— start EXERCISE DATA —

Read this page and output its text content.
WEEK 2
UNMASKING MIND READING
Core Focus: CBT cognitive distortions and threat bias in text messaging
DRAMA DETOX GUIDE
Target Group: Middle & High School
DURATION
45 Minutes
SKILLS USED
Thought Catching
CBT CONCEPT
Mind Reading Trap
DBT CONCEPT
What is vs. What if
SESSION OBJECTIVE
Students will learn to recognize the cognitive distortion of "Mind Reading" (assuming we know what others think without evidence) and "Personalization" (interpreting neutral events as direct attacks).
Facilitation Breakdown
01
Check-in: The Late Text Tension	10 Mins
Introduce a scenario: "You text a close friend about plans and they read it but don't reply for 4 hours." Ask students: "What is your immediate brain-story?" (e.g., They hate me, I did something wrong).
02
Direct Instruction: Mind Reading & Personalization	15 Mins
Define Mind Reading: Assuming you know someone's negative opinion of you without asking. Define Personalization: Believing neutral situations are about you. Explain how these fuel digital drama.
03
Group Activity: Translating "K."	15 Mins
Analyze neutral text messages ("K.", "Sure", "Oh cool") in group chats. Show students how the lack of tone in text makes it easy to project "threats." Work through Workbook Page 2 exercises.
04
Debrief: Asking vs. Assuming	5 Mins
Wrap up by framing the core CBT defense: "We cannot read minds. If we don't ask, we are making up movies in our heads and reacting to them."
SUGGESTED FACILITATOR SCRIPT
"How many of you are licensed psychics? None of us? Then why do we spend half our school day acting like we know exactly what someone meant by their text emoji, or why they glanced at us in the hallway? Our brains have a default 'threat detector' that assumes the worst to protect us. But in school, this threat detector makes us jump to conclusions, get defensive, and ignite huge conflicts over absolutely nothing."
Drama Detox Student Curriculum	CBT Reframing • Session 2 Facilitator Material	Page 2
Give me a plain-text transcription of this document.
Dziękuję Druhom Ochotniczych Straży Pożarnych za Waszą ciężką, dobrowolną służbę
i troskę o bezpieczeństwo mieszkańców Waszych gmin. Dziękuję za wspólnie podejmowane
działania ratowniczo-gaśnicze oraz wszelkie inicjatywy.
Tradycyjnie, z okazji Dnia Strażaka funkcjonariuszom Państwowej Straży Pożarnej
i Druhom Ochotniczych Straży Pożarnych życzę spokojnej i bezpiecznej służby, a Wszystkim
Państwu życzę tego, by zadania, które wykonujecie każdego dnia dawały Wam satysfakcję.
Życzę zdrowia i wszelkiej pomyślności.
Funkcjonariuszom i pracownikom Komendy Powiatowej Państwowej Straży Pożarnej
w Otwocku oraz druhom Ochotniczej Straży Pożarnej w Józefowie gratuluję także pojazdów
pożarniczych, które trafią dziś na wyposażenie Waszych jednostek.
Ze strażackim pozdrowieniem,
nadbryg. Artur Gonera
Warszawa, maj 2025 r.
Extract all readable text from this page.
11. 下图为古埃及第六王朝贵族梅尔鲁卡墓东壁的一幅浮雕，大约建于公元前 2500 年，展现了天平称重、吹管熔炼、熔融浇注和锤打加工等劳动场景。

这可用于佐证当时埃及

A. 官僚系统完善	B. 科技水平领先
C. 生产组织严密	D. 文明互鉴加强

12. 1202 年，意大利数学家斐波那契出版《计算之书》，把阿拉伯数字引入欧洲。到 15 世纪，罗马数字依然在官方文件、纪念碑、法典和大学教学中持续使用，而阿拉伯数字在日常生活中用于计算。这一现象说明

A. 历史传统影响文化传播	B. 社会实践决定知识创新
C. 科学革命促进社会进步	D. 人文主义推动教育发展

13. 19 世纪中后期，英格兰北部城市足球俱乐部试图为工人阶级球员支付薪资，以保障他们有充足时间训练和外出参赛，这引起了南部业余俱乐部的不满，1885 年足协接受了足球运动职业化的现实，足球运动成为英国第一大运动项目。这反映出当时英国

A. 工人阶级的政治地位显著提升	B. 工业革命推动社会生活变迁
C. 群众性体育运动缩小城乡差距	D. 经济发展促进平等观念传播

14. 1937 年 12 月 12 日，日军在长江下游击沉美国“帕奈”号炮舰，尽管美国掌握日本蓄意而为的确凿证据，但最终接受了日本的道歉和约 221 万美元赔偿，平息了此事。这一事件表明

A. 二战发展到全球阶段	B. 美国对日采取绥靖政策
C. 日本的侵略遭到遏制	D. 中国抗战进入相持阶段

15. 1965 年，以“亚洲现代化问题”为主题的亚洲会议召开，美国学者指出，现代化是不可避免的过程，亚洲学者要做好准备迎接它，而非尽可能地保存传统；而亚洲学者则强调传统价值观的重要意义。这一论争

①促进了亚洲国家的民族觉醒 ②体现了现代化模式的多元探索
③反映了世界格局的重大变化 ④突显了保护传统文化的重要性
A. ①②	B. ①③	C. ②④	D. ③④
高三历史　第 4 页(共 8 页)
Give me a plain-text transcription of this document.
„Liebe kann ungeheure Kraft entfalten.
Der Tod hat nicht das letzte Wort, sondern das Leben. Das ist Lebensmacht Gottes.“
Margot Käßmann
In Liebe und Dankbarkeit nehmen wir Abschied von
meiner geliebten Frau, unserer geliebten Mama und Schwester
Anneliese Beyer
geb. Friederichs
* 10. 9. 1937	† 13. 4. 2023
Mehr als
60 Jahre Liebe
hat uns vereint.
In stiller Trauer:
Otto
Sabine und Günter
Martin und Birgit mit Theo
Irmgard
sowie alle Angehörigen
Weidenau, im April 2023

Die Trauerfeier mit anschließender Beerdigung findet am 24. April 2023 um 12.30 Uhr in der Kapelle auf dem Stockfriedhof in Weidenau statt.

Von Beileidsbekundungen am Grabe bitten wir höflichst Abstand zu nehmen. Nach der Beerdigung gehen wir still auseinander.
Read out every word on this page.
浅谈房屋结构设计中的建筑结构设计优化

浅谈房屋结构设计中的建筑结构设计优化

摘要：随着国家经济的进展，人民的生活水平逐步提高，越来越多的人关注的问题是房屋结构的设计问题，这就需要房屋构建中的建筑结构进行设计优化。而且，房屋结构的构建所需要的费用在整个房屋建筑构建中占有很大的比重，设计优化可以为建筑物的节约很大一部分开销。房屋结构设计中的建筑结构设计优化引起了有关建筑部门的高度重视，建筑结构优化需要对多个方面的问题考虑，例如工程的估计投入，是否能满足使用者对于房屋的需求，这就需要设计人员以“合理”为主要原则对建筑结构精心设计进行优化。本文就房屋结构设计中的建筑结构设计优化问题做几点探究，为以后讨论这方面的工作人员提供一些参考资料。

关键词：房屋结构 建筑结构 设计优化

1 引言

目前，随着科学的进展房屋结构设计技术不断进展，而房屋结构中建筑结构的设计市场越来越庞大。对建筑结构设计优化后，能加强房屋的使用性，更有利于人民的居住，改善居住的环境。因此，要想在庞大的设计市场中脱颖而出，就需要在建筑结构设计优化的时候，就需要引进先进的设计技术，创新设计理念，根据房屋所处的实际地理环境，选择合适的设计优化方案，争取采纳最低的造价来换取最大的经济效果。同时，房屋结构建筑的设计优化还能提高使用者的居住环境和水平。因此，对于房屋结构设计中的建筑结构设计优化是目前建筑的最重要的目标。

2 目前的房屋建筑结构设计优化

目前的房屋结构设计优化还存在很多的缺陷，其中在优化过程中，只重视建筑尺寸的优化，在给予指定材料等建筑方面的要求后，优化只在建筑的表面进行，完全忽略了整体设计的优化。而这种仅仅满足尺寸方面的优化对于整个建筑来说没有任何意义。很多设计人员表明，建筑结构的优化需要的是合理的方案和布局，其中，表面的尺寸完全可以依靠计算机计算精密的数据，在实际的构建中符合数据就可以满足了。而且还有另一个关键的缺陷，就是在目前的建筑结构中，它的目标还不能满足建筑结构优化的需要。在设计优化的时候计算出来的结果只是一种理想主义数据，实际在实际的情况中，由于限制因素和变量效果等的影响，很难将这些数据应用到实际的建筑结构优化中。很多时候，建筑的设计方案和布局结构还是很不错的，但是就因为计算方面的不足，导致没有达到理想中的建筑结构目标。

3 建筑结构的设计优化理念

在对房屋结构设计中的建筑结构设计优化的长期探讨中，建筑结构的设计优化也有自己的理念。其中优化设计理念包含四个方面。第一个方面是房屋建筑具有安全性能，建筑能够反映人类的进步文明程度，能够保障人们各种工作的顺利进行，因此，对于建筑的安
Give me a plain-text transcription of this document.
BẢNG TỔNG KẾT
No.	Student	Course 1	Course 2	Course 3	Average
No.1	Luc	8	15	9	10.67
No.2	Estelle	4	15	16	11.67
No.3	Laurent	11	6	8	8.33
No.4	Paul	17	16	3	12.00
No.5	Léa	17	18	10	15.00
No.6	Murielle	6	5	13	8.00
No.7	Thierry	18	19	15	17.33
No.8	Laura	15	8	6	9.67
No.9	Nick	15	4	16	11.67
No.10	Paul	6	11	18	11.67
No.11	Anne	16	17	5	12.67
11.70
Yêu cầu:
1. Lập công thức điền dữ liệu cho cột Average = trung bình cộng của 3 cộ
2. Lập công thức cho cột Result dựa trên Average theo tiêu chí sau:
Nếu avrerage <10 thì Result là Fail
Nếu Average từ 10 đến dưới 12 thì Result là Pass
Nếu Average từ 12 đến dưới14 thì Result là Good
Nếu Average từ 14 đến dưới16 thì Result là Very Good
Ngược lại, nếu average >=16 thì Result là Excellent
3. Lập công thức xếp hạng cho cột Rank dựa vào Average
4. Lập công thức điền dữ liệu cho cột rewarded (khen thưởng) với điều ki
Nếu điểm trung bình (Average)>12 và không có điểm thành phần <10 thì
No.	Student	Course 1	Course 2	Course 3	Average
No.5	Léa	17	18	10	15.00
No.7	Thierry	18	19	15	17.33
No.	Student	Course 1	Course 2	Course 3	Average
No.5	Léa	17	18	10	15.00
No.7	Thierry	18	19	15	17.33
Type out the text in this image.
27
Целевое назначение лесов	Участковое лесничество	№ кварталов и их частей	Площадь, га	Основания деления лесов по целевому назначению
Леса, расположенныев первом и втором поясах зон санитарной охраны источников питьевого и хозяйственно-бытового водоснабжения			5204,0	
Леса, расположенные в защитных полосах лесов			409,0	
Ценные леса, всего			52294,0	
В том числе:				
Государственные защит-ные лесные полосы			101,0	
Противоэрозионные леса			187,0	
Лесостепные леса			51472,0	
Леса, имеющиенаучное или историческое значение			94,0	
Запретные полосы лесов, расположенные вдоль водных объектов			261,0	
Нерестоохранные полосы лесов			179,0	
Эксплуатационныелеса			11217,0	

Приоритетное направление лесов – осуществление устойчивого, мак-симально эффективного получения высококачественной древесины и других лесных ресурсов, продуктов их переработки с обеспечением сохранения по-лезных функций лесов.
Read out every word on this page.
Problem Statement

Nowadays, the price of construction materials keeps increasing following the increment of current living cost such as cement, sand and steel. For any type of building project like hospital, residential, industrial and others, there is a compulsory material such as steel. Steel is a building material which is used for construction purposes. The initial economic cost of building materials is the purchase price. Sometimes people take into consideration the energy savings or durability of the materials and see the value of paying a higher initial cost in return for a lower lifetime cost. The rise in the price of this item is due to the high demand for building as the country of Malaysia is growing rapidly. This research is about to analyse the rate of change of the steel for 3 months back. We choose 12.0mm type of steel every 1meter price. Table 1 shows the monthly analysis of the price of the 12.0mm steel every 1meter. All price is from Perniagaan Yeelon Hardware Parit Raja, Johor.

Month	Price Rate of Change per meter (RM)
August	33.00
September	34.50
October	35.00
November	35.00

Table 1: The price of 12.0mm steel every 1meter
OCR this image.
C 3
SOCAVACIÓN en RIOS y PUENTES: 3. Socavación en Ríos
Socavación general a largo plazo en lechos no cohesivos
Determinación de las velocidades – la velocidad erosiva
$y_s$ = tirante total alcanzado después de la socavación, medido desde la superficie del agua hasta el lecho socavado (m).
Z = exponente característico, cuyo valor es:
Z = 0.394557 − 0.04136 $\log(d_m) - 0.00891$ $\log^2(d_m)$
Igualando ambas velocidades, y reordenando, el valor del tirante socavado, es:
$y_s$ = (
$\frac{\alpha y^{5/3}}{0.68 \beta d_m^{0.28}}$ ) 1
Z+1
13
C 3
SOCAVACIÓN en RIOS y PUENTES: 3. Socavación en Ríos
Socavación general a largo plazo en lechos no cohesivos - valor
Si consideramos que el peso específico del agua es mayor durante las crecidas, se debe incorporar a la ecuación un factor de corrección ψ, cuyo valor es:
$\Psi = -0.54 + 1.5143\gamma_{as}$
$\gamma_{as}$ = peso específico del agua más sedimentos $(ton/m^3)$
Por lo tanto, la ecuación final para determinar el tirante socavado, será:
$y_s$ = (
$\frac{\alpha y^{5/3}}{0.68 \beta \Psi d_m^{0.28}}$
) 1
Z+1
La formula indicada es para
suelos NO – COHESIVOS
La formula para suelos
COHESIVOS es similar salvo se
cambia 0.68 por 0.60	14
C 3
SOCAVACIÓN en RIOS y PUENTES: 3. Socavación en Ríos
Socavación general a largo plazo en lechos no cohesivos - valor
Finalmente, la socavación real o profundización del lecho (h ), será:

— end EXERCISE DATA —

■ WHAT IS NEEDED
How many lines in the records above contain the word "które"? Reply with the number alone.

■ RESULT FOR THIS EXERCISE
2